• **Objective**
Reproduce every entry in the listing without alteration.

• **Records to process**
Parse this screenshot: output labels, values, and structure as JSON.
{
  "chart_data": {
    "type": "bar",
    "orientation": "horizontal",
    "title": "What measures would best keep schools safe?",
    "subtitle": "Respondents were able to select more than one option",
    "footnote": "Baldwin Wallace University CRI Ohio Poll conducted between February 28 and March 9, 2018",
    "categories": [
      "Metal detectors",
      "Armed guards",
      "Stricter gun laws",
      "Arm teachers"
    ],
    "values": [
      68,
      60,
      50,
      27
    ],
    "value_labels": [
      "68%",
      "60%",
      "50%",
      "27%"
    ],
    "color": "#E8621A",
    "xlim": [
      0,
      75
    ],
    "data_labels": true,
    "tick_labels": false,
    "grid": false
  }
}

• **Problem solution**
Parse this screenshot: output labels, values, and structure as JSON.
{
  "chart_data": {
    "type": "bar",
    "orientation": "horizontal",
    "title": "What measures would best keep schools safe?",
    "subtitle": "Respondents were able to select more than one option",
    "footnote": "Baldwin Wallace University CRI Ohio Poll conducted between February 28 and March 9, 2018",
    "categories": [
      "Metal detectors",
      "Armed guards",
      "Stricter gun laws",
      "Arm teachers"
    ],
    "values": [
      68,
      60,
      50,
      27
    ],
    "value_labels": [
      "68%",
      "60%",
      "50%",
      "27%"
    ],
    "color": "#E8621A",
    "xlim": [
      0,
      75
    ],
    "data_labels": true,
    "tick_labels": false,
    "grid": false
  }
}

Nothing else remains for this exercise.